Look through the data for the string "Барлык". Copy every line where it is found.

=== Material provided ===
○ ○ ○ ○ ○ ○ ○

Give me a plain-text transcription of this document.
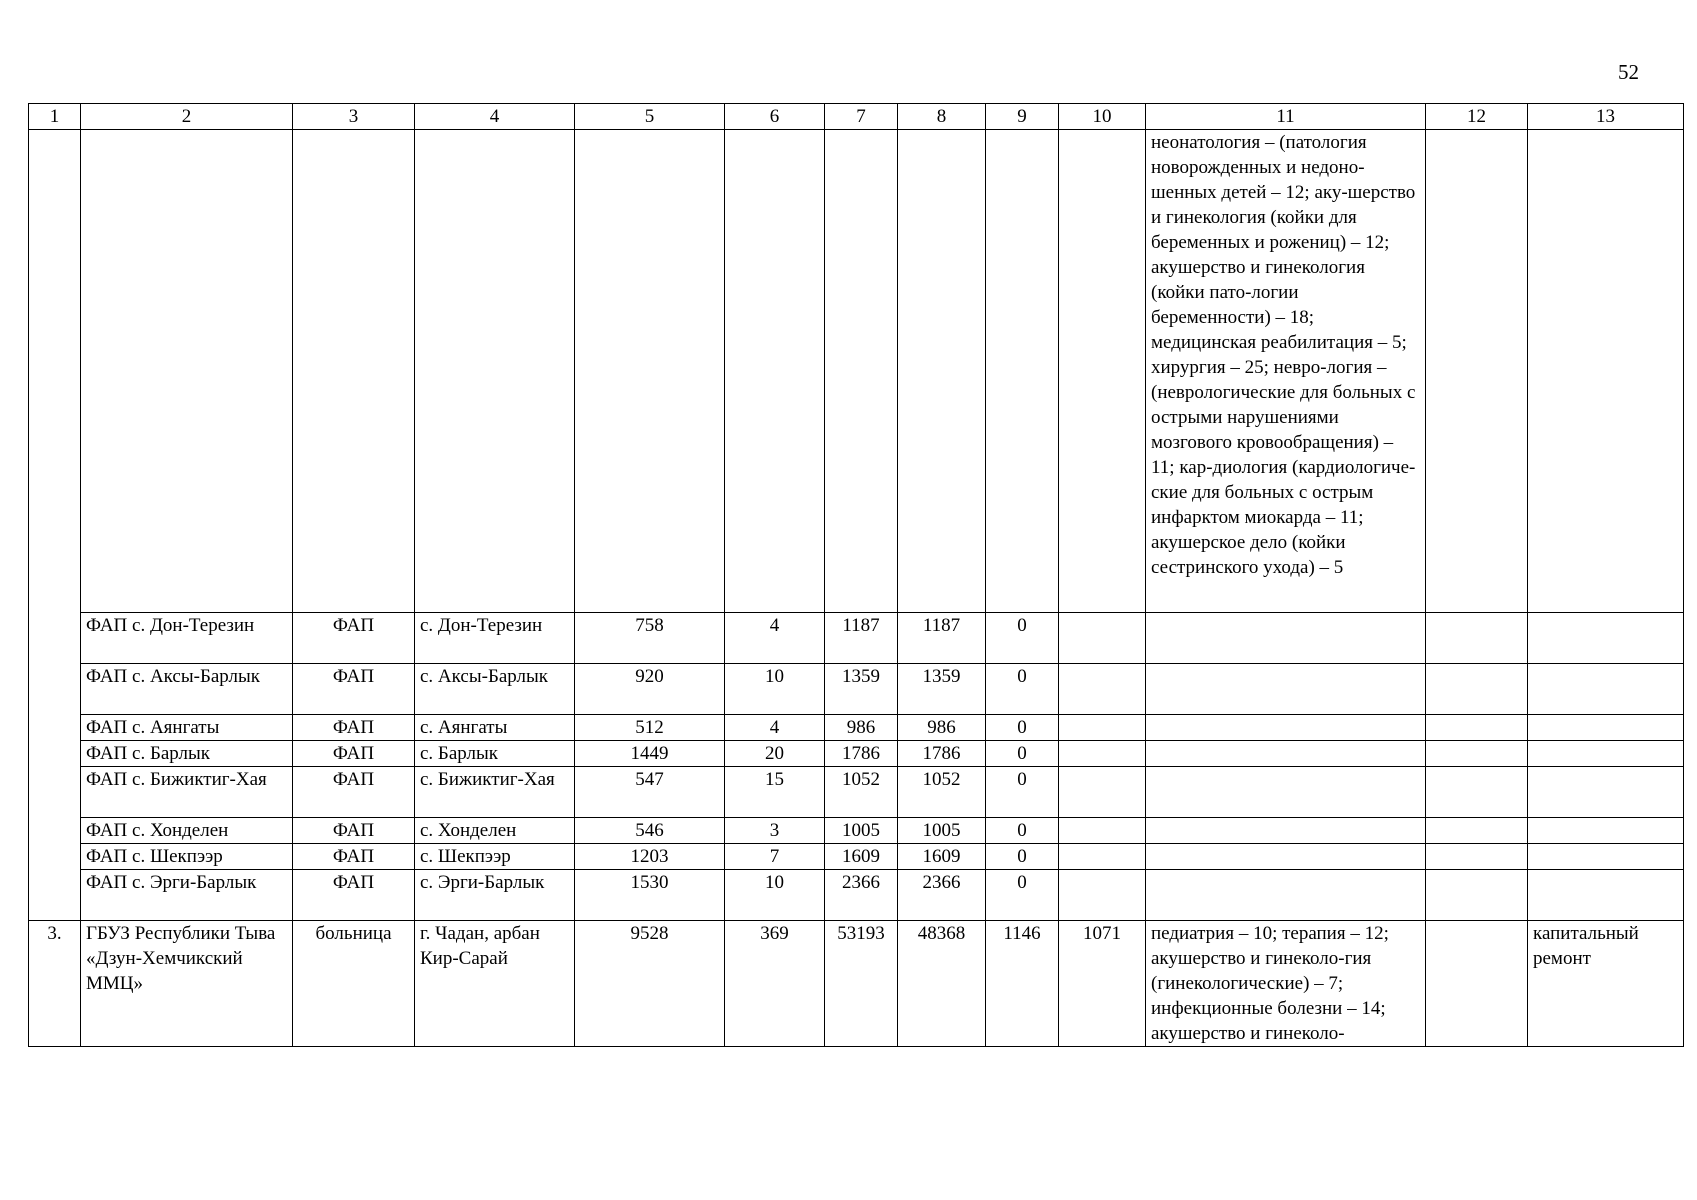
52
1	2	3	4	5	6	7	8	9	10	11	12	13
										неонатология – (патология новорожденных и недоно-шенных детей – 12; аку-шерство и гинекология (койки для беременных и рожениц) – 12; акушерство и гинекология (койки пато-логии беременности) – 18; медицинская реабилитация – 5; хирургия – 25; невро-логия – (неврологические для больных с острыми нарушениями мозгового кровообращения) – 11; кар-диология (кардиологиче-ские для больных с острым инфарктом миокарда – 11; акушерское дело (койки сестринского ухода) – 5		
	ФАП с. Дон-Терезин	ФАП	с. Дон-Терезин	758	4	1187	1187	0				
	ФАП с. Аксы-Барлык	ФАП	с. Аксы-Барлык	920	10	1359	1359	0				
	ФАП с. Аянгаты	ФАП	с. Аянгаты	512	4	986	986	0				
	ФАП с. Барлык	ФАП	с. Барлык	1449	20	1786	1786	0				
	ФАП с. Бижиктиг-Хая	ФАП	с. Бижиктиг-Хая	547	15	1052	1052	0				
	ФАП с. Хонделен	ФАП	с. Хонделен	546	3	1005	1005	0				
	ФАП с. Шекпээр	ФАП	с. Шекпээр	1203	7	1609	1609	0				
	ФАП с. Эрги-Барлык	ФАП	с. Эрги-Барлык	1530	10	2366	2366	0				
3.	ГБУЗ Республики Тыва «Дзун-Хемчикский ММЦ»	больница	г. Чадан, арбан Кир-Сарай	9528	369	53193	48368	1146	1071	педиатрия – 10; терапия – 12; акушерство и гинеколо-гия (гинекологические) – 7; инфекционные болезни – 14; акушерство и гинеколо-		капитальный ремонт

○ ○ ○ ○ ○ ○ ○

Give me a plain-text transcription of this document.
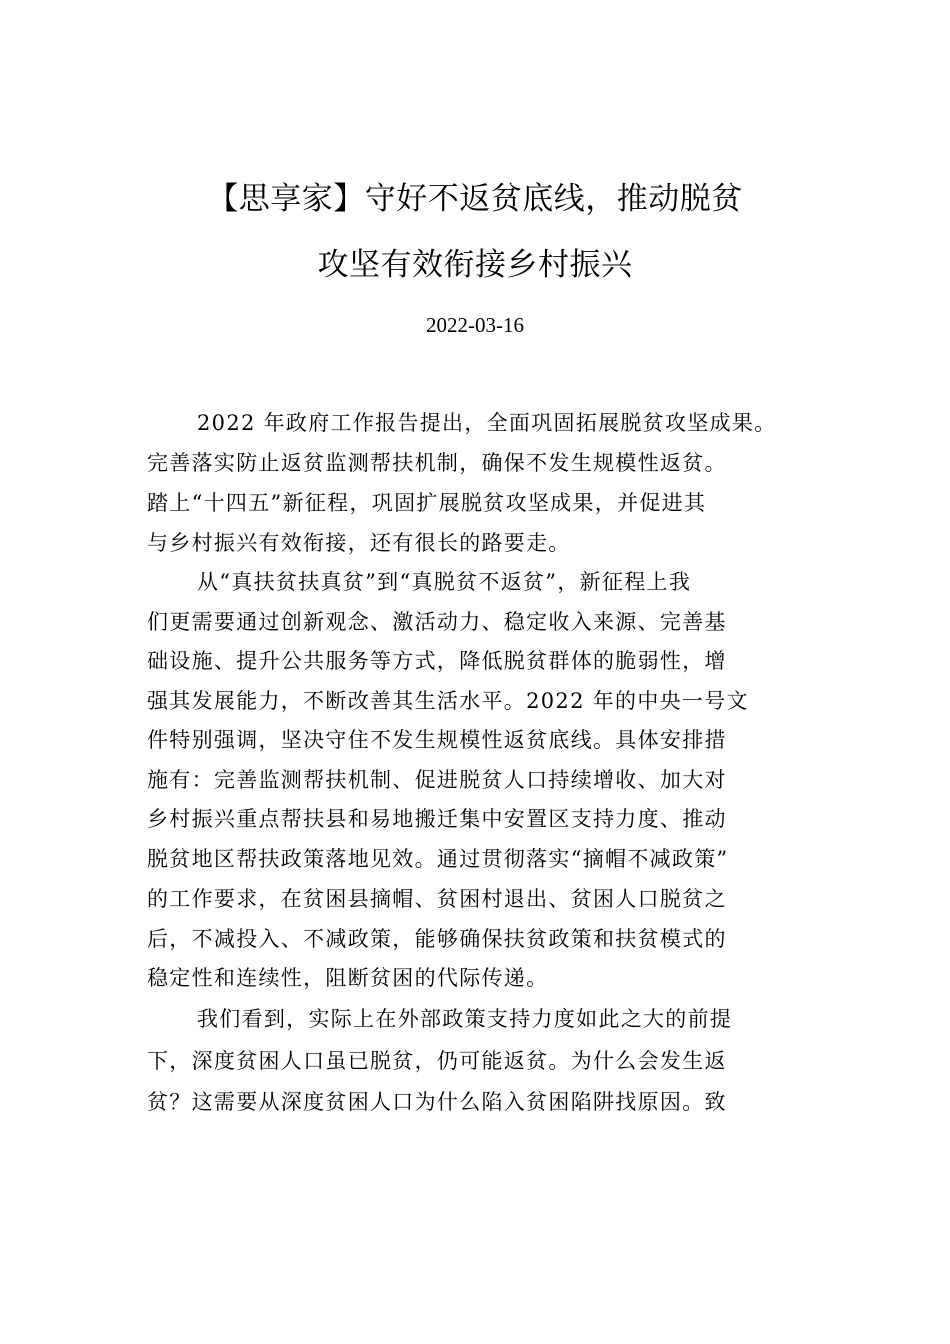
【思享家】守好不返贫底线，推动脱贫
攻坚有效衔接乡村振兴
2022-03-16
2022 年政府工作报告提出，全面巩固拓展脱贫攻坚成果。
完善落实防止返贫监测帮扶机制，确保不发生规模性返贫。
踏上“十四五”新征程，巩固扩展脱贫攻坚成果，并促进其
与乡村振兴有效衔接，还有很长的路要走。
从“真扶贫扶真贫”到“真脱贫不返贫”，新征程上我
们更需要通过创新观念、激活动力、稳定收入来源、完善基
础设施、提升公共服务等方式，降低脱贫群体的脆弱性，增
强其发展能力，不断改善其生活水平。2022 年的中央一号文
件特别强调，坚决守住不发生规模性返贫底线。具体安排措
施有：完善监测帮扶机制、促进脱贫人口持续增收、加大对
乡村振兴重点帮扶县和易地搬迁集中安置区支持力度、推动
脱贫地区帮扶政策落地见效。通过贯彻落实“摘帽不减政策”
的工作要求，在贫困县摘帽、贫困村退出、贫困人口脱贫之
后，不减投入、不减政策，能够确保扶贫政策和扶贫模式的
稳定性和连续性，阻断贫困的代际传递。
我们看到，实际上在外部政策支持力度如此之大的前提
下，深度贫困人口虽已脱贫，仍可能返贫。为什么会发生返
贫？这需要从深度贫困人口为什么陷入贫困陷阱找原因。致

○ ○ ○ ○ ○ ○ ○

=== Final result ===
	ФАП с. Аксы-Барлык	ФАП	с. Аксы-Барлык	920	10	1359	1359	0				
	ФАП с. Барлык	ФАП	с. Барлык	1449	20	1786	1786	0				
	ФАП с. Эрги-Барлык	ФАП	с. Эрги-Барлык	1530	10	2366	2366	0				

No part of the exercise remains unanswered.